**WORK TO COMPLETE**
Give the listing again character for character, but drop the images.

[Data items]

________________

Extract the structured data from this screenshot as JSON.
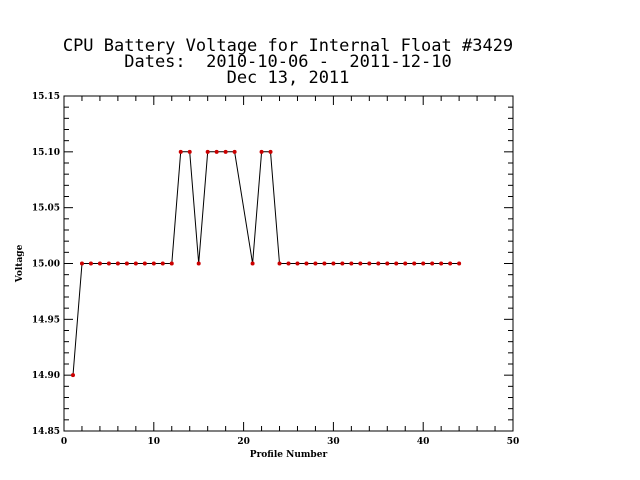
{
  "title": {
    "line1": "CPU Battery Voltage for Internal Float #3429",
    "line2": "Dates:  2010-10-06 -  2011-12-10",
    "line3": "Dec 13, 2011"
  },
  "colors": {
    "line": "#000000",
    "marker": "#cc0000",
    "axes": "#000000",
    "background": "#ffffff"
  },
  "chart_data": {
    "type": "line",
    "xlabel": "Profile Number",
    "ylabel": "Voltage",
    "xlim": [
      0,
      50
    ],
    "ylim": [
      14.85,
      15.15
    ],
    "xticks": [
      0,
      10,
      20,
      30,
      40,
      50
    ],
    "xtick_labels": [
      "0",
      "10",
      "20",
      "30",
      "40",
      "50"
    ],
    "yticks": [
      14.85,
      14.9,
      14.95,
      15.0,
      15.05,
      15.1,
      15.15
    ],
    "ytick_labels": [
      "14.85",
      "14.90",
      "14.95",
      "15.00",
      "15.05",
      "15.10",
      "15.15"
    ],
    "grid": false,
    "series": [
      {
        "x": [
          1,
          2,
          3,
          4,
          5,
          6,
          7,
          8,
          9,
          10,
          11,
          12,
          13,
          14,
          15,
          16,
          17,
          18,
          19,
          20,
          21,
          22,
          23,
          24,
          25,
          26,
          27,
          28,
          29,
          30,
          31,
          32,
          33,
          34,
          35,
          36,
          37,
          38,
          39,
          40,
          41,
          42,
          43,
          44
        ],
        "values": [
          14.9,
          15.0,
          15.0,
          15.0,
          15.0,
          15.0,
          15.0,
          15.0,
          15.0,
          15.0,
          15.0,
          15.0,
          15.1,
          15.1,
          15.0,
          15.1,
          15.1,
          15.1,
          15.1,
          null,
          15.0,
          15.1,
          15.1,
          15.0,
          15.0,
          15.0,
          15.0,
          15.0,
          15.0,
          15.0,
          15.0,
          15.0,
          15.0,
          15.0,
          15.0,
          15.0,
          15.0,
          15.0,
          15.0,
          15.0,
          15.0,
          15.0,
          15.0,
          15.0
        ]
      }
    ]
  }
}
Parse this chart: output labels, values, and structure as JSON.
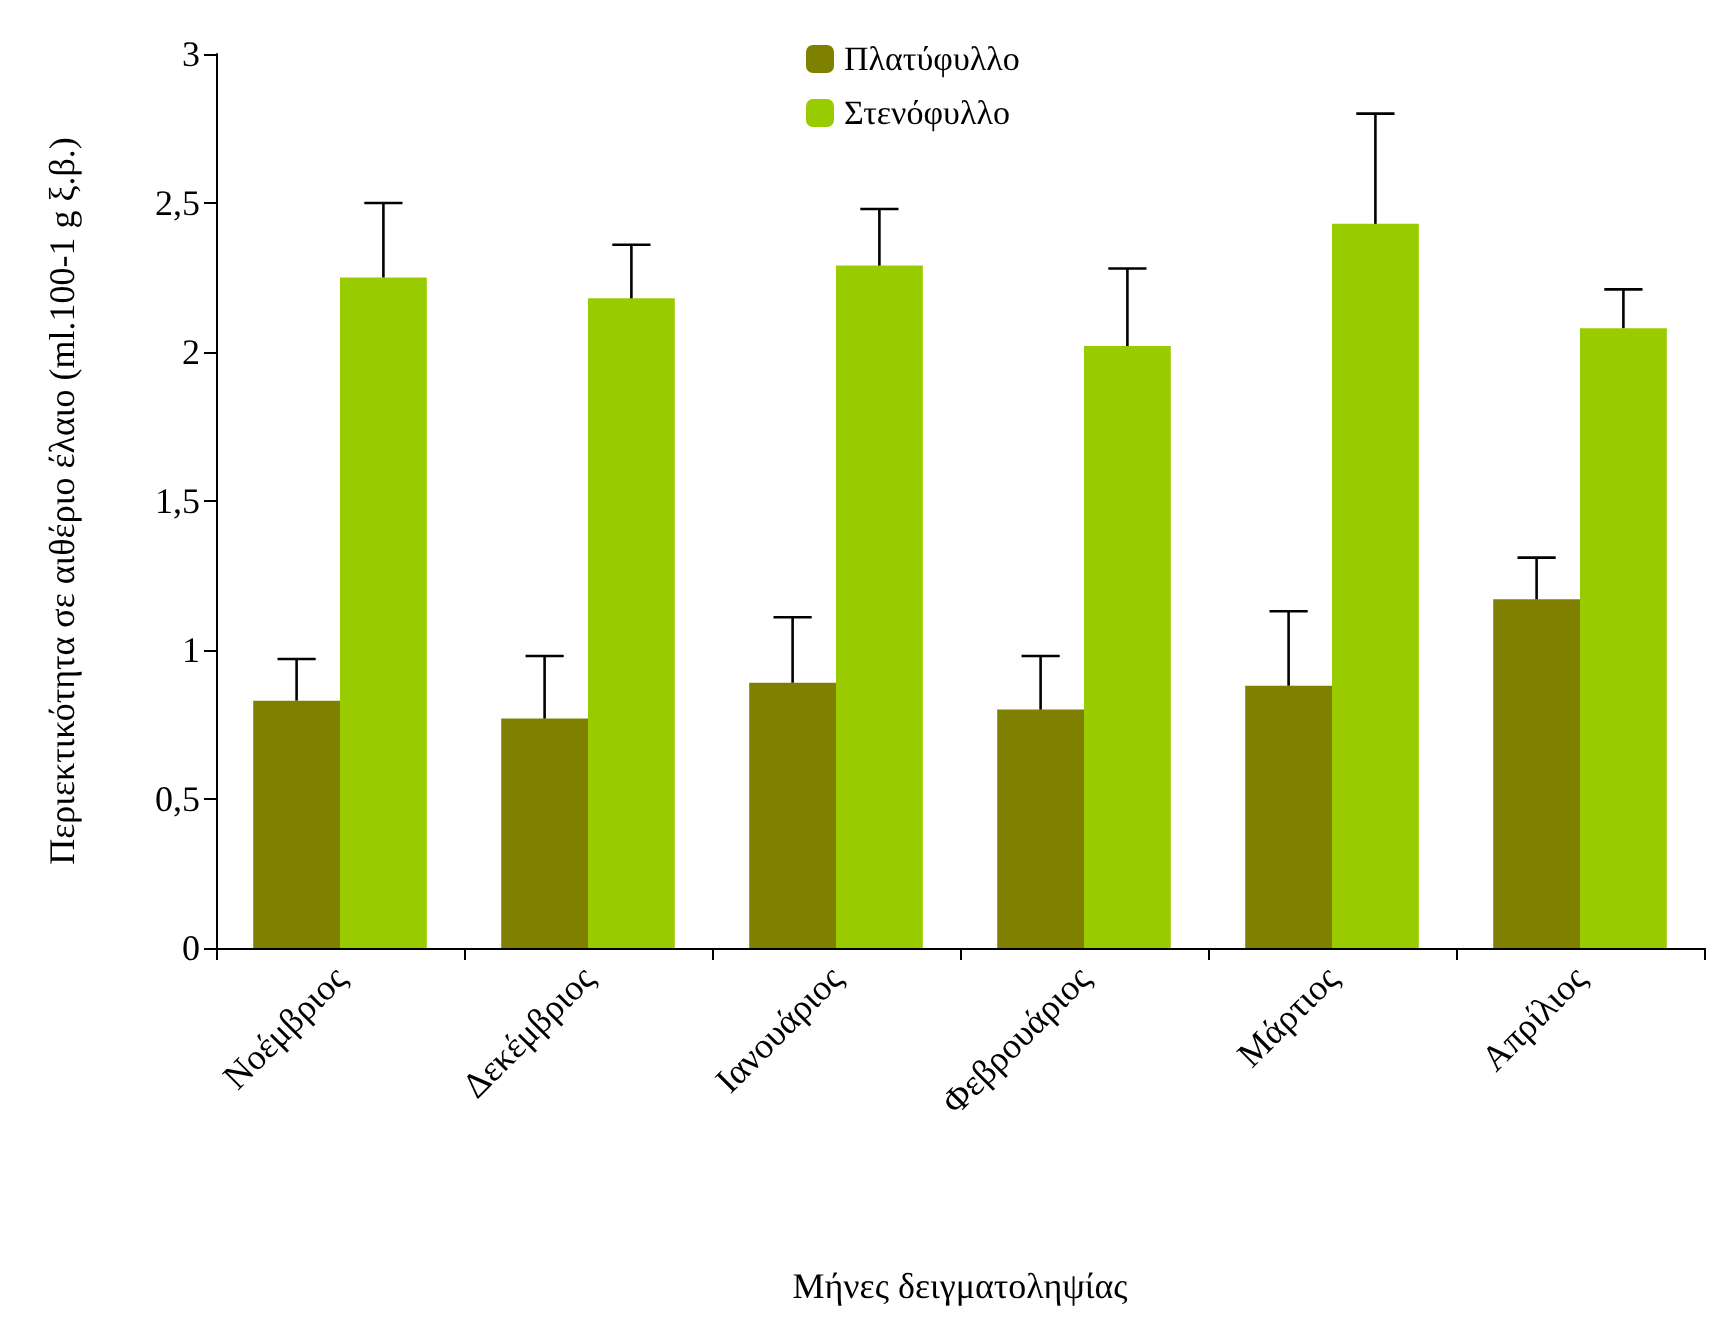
{
  "chart_data": {
    "type": "bar",
    "xlabel": "Μήνες δειγματοληψίας",
    "ylabel": "Περιεκτικότητα σε αιθέριο έλαιο (ml.100-1 g ξ.β.)",
    "categories": [
      "Νοέμβριος",
      "Δεκέμβριος",
      "Ιανουάριος",
      "Φεβρουάριος",
      "Μάρτιος",
      "Απρίλιος"
    ],
    "series": [
      {
        "name": "Πλατύφυλλο",
        "color": "#808000",
        "values": [
          0.83,
          0.77,
          0.89,
          0.8,
          0.88,
          1.17
        ],
        "errors": [
          [
            0.83,
            0.97
          ],
          [
            0.77,
            0.98
          ],
          [
            0.89,
            1.11
          ],
          [
            0.8,
            0.98
          ],
          [
            0.88,
            1.13
          ],
          [
            1.17,
            1.31
          ]
        ]
      },
      {
        "name": "Στενόφυλλο",
        "color": "#99cc00",
        "values": [
          2.25,
          2.18,
          2.29,
          2.02,
          2.43,
          2.08
        ],
        "errors": [
          [
            2.25,
            2.5
          ],
          [
            2.18,
            2.36
          ],
          [
            2.29,
            2.48
          ],
          [
            2.02,
            2.28
          ],
          [
            2.43,
            2.8
          ],
          [
            2.08,
            2.21
          ]
        ]
      }
    ],
    "ylim": [
      0,
      3
    ],
    "yticks": [
      0,
      {
        "value": 0.5,
        "label": "0,5"
      },
      1,
      {
        "value": 1.5,
        "label": "1,5"
      },
      2,
      {
        "value": 2.5,
        "label": "2,5"
      },
      3
    ],
    "grid": false,
    "legend": "top"
  }
}
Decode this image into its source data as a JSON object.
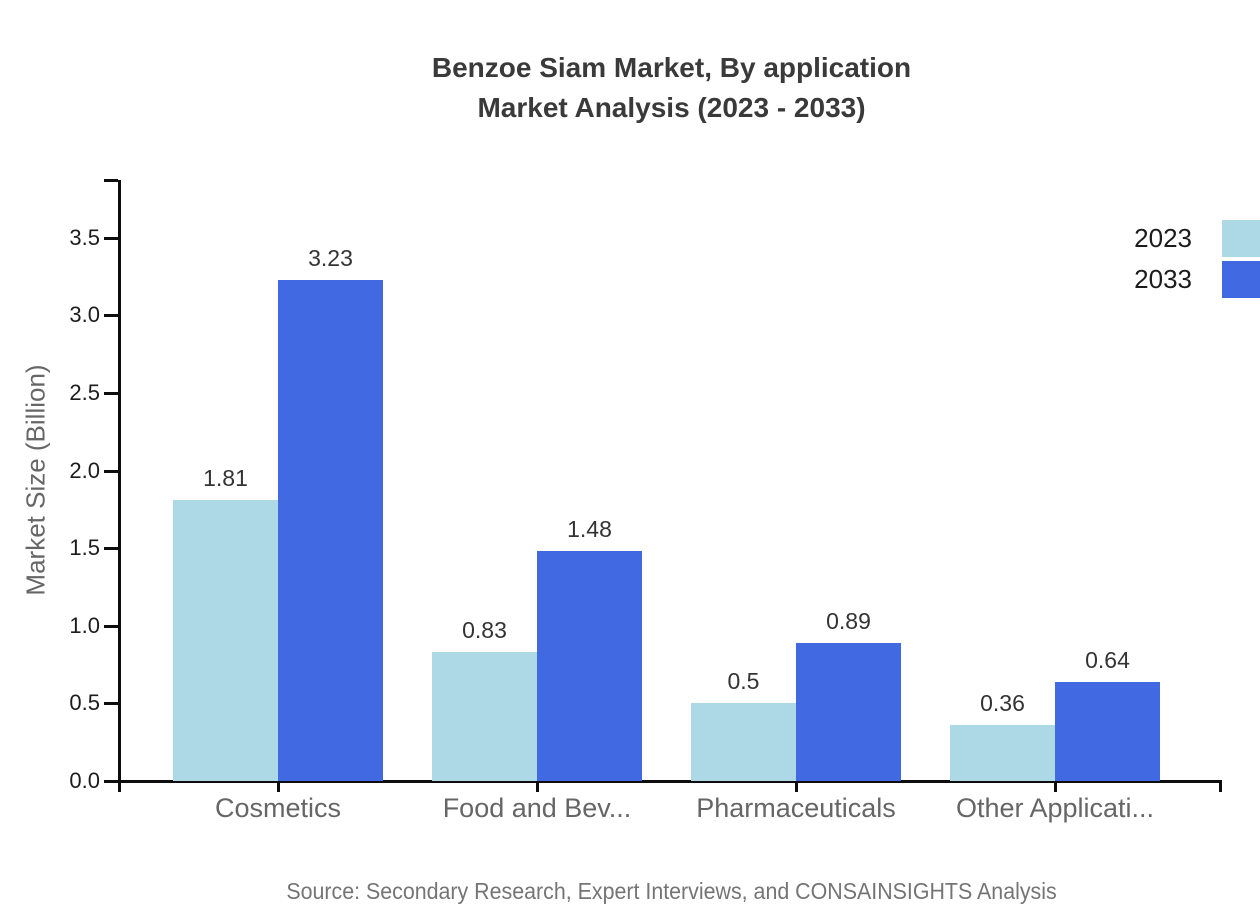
{
  "chart_data": {
    "type": "bar",
    "title_lines": [
      "Benzoe Siam Market, By application",
      "Market Analysis (2023 - 2033)"
    ],
    "categories": [
      "Cosmetics",
      "Food and Bev...",
      "Pharmaceuticals",
      "Other Applicati..."
    ],
    "series": [
      {
        "name": "2023",
        "color": "#add8e6",
        "values": [
          1.81,
          0.83,
          0.5,
          0.36
        ]
      },
      {
        "name": "2033",
        "color": "#4169e1",
        "values": [
          3.23,
          1.48,
          0.89,
          0.64
        ]
      }
    ],
    "xlabel": "",
    "ylabel": "Market Size (Billion)",
    "ylim": [
      0,
      3.875
    ],
    "yticks": [
      "0.0",
      "0.5",
      "1.0",
      "1.5",
      "2.0",
      "2.5",
      "3.0",
      "3.5"
    ],
    "grid": false,
    "legend_position": "top-right",
    "source": "Source: Secondary Research, Expert Interviews, and CONSAINSIGHTS Analysis"
  },
  "colors": {
    "background": "#ffffff",
    "title": "#3a3a3a",
    "axis_line": "#0d0d0d",
    "tick_label": "#1c1c1c",
    "value_label": "#333333",
    "category_label": "#666666",
    "axis_title": "#666666",
    "legend_label": "#1c1c1c",
    "source": "#757575"
  }
}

________________

**EXERCISE RESULT**
Extract the structured data from this screenshot as JSON.
{
  "title": {
    "line1": "CPU Battery Voltage for Internal Float #3429",
    "line2": "Dates:  2010-10-06 -  2011-12-10",
    "line3": "Dec 13, 2011"
  },
  "colors": {
    "line": "#000000",
    "marker": "#cc0000",
    "axes": "#000000",
    "background": "#ffffff"
  },
  "chart_data": {
    "type": "line",
    "xlabel": "Profile Number",
    "ylabel": "Voltage",
    "xlim": [
      0,
      50
    ],
    "ylim": [
      14.85,
      15.15
    ],
    "xticks": [
      0,
      10,
      20,
      30,
      40,
      50
    ],
    "xtick_labels": [
      "0",
      "10",
      "20",
      "30",
      "40",
      "50"
    ],
    "yticks": [
      14.85,
      14.9,
      14.95,
      15.0,
      15.05,
      15.1,
      15.15
    ],
    "ytick_labels": [
      "14.85",
      "14.90",
      "14.95",
      "15.00",
      "15.05",
      "15.10",
      "15.15"
    ],
    "grid": false,
    "series": [
      {
        "x": [
          1,
          2,
          3,
          4,
          5,
          6,
          7,
          8,
          9,
          10,
          11,
          12,
          13,
          14,
          15,
          16,
          17,
          18,
          19,
          20,
          21,
          22,
          23,
          24,
          25,
          26,
          27,
          28,
          29,
          30,
          31,
          32,
          33,
          34,
          35,
          36,
          37,
          38,
          39,
          40,
          41,
          42,
          43,
          44
        ],
        "values": [
          14.9,
          15.0,
          15.0,
          15.0,
          15.0,
          15.0,
          15.0,
          15.0,
          15.0,
          15.0,
          15.0,
          15.0,
          15.1,
          15.1,
          15.0,
          15.1,
          15.1,
          15.1,
          15.1,
          null,
          15.0,
          15.1,
          15.1,
          15.0,
          15.0,
          15.0,
          15.0,
          15.0,
          15.0,
          15.0,
          15.0,
          15.0,
          15.0,
          15.0,
          15.0,
          15.0,
          15.0,
          15.0,
          15.0,
          15.0,
          15.0,
          15.0,
          15.0,
          15.0
        ]
      }
    ]
  }
}
Parse this chart: output labels, values, and structure as JSON.
{
  "chart_data": {
    "type": "bar",
    "xlabel": "Μήνες δειγματοληψίας",
    "ylabel": "Περιεκτικότητα σε αιθέριο έλαιο (ml.100-1 g ξ.β.)",
    "categories": [
      "Νοέμβριος",
      "Δεκέμβριος",
      "Ιανουάριος",
      "Φεβρουάριος",
      "Μάρτιος",
      "Απρίλιος"
    ],
    "series": [
      {
        "name": "Πλατύφυλλο",
        "color": "#808000",
        "values": [
          0.83,
          0.77,
          0.89,
          0.8,
          0.88,
          1.17
        ],
        "errors": [
          [
            0.83,
            0.97
          ],
          [
            0.77,
            0.98
          ],
          [
            0.89,
            1.11
          ],
          [
            0.8,
            0.98
          ],
          [
            0.88,
            1.13
          ],
          [
            1.17,
            1.31
          ]
        ]
      },
      {
        "name": "Στενόφυλλο",
        "color": "#99cc00",
        "values": [
          2.25,
          2.18,
          2.29,
          2.02,
          2.43,
          2.08
        ],
        "errors": [
          [
            2.25,
            2.5
          ],
          [
            2.18,
            2.36
          ],
          [
            2.29,
            2.48
          ],
          [
            2.02,
            2.28
          ],
          [
            2.43,
            2.8
          ],
          [
            2.08,
            2.21
          ]
        ]
      }
    ],
    "ylim": [
      0,
      3
    ],
    "yticks": [
      0,
      {
        "value": 0.5,
        "label": "0,5"
      },
      1,
      {
        "value": 1.5,
        "label": "1,5"
      },
      2,
      {
        "value": 2.5,
        "label": "2,5"
      },
      3
    ],
    "grid": false,
    "legend": "top"
  }
}
Decode this image into its source data as a JSON object.
{
  "chart_data": {
    "type": "bar",
    "title_lines": [
      "Benzoe Siam Market, By application",
      "Market Analysis (2023 - 2033)"
    ],
    "categories": [
      "Cosmetics",
      "Food and Bev...",
      "Pharmaceuticals",
      "Other Applicati..."
    ],
    "series": [
      {
        "name": "2023",
        "color": "#add8e6",
        "values": [
          1.81,
          0.83,
          0.5,
          0.36
        ]
      },
      {
        "name": "2033",
        "color": "#4169e1",
        "values": [
          3.23,
          1.48,
          0.89,
          0.64
        ]
      }
    ],
    "xlabel": "",
    "ylabel": "Market Size (Billion)",
    "ylim": [
      0,
      3.875
    ],
    "yticks": [
      "0.0",
      "0.5",
      "1.0",
      "1.5",
      "2.0",
      "2.5",
      "3.0",
      "3.5"
    ],
    "grid": false,
    "legend_position": "top-right",
    "source": "Source: Secondary Research, Expert Interviews, and CONSAINSIGHTS Analysis"
  },
  "colors": {
    "background": "#ffffff",
    "title": "#3a3a3a",
    "axis_line": "#0d0d0d",
    "tick_label": "#1c1c1c",
    "value_label": "#333333",
    "category_label": "#666666",
    "axis_title": "#666666",
    "legend_label": "#1c1c1c",
    "source": "#757575"
  }
}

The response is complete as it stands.